- [What to produce] Pick up the excerpt on bona fide redundancy payments under section 27F and extend it from the point where it stops.

- [Text provided]
◆ ◆ ◆

3. The taxpayer has submitted that an amount of $18,428.00 assessed as ETP should have been assessed as a bona fide redundancy payment within the meaning of the term in section 27F of the Income Tax Assessment Act 1936 (the Act). He submitted that it did not exceed his tax free limit and should not have been included as assessable income.

4. A convenient starting point for the analysis of this situation is Taxation Ruling TR 94/12, dated 31 March 1994. The Ruling outlines the Commissioner's view of the law. This view relates to the requirements for a payment to qualify as a bona fide redundancy payment under section 27F of the Act.

``Bona fide redundancy payments

8. Payments made under redundancy packages will qualify for concessional treatment under section 27F if an employee is dismissed by reason of his or her bona fide redundancy.


ATC 187

9. Dismissal carries with it the concept of involuntary (on the employee's part) termination of employment and will ordinarily be instigated by the employer. The involuntary nature of dismissal does not prevent the employer, with a view to maintaining industrial harmony and minimising the disruption to employees, from seeking expressions of interest from those employees who would like to accept a redundancy package. It simply means that the employer ultimately decides that the number of staff positions will be reduced and determines which employees will actually be made redundant.

10. The seeking of expressions of interest in a bona fide redundancy situation are different from the acceptance of offers made under an approved early retirement scheme. An expression of interest in a bona fide redundancy situation does not necessarily result in the dismissal of the employee. While the employer will undoubtedly take any expressions of interest into account when he or she is considering which employees are to be dismissed, ultimately it is the employer who decides which employees will actually be dismissed. The acceptance of an offer under an approved early retirement scheme, on the other hand, will usually result in the termination of the employee's employment in accordance with the scheme. In this case the decision to terminate employment is made by the employee.

11. Dismissal also includes the notion of constructive dismissal. Constructive dismissal arises if the employer places an employee in a position where he or she has little option but to tender his or her resignation.

12. Redundancy can be described as the situation where an employer no longer requires employees to carry out work of a particular kind or to carry out work of a particular kind at the same location. Redundancy refers to a job becoming redundant and not to an employee becoming redundant. An employee's job is considered to be redundant if:

  • • an employer has made a definite decision that the employer no longer wishes the job the employee has been doing to be done by any one;
  • • that decision is not due to the ordinary and customary turnover of labour;
  • • that decision led to the termination of the employee's employment; and
  • • that termination of employment is not on account of any personal act or default of the employee.

...

◆ ◆ ◆

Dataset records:
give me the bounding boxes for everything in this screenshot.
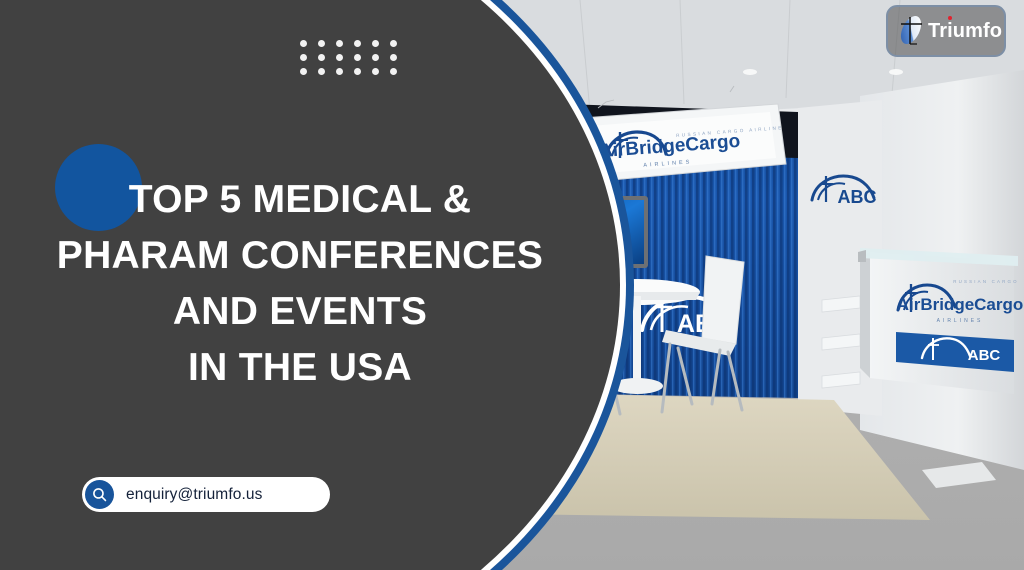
svg-text:ABC: ABC <box>838 187 877 207</box>
triumfo-ellipse-axis-icon <box>895 11 927 51</box>
svg-text:AirBridgeCargo: AirBridgeCargo <box>897 295 1024 314</box>
svg-text:ABC: ABC <box>968 347 1001 364</box>
svg-text:RUSSIAN CARGO: RUSSIAN CARGO <box>953 279 1018 284</box>
svg-text:AIRLINES: AIRLINES <box>937 318 984 324</box>
brand-name: Triumfo <box>928 20 1002 43</box>
search-icon <box>85 480 114 509</box>
contact-email-text: enquiry@triumfo.us <box>126 486 262 504</box>
headline-line-3: AND EVENTS <box>0 284 600 340</box>
headline-line-1: TOP 5 MEDICAL & <box>0 172 600 228</box>
page-title: TOP 5 MEDICAL & PHARAM CONFERENCES AND E… <box>0 172 600 396</box>
contact-email-badge[interactable]: enquiry@triumfo.us <box>82 477 330 512</box>
headline-line-2: PHARAM CONFERENCES <box>0 228 600 284</box>
brand-logo[interactable]: Triumfo <box>886 5 1006 57</box>
left-content: TOP 5 MEDICAL & PHARAM CONFERENCES AND E… <box>0 0 600 570</box>
headline-line-4: IN THE USA <box>0 340 600 396</box>
dot-grid-icon <box>300 40 408 82</box>
blog-banner: AirBridgeCargo AIRLINES RUSSIAN CARGO AI… <box>0 0 1024 570</box>
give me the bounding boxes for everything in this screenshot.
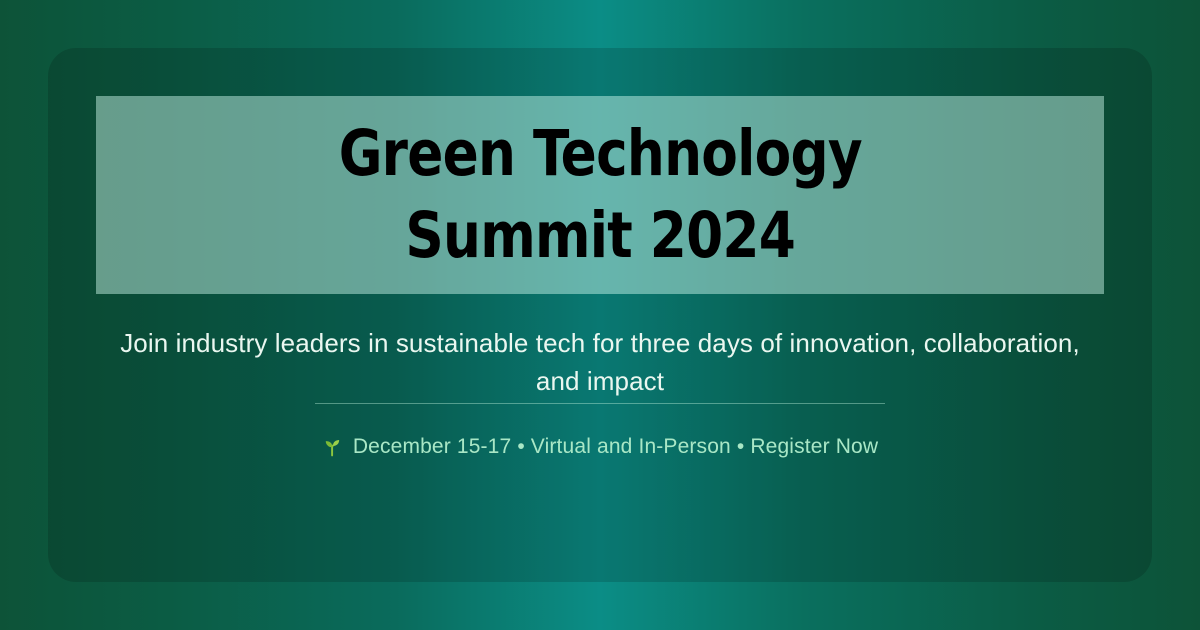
event-meta-text: December 15-17 • Virtual and In-Person •… <box>353 434 878 460</box>
event-meta-row: December 15-17 • Virtual and In-Person •… <box>322 434 878 460</box>
divider <box>315 403 885 404</box>
seedling-icon <box>322 436 344 458</box>
title-banner: Green Technology Summit 2024 <box>96 96 1104 294</box>
promo-card: Green Technology Summit 2024 Join indust… <box>48 48 1152 582</box>
page-title-line-2: Summit 2024 <box>405 195 795 277</box>
page-title-line-1: Green Technology <box>338 113 861 195</box>
subtitle-text: Join industry leaders in sustainable tec… <box>95 324 1105 400</box>
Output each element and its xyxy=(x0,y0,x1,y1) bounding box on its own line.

◆ ◆ ◆

- [Answer]
38. The consultative process which is undertaken in a bona fide redundancy process is different to the offer made to a class of employees when implementing an approved early retirement scheme. In a bona fide redundancy situation, the employer merely seeks expressions of interest from those employees who would like to accept a redundancy package. Unlike the acceptance of an offer under an approved early retirement scheme, that expression of interest does not necessarily result in the termination of the employee's employment. While the employer will undoubtedly take any expressions of interest into account when he or she is considering which employees are to be dismissed, ultimately it is the employer who decides which employees will actually be dismissed.

39. Under an approved early retirement scheme, on the other hand, the employer makes an offer to a class of employees. If that offer is accepted by an employee, the employee's employment will be terminated in accordance with the scheme. In this case the decision to terminate employment is made by the employee.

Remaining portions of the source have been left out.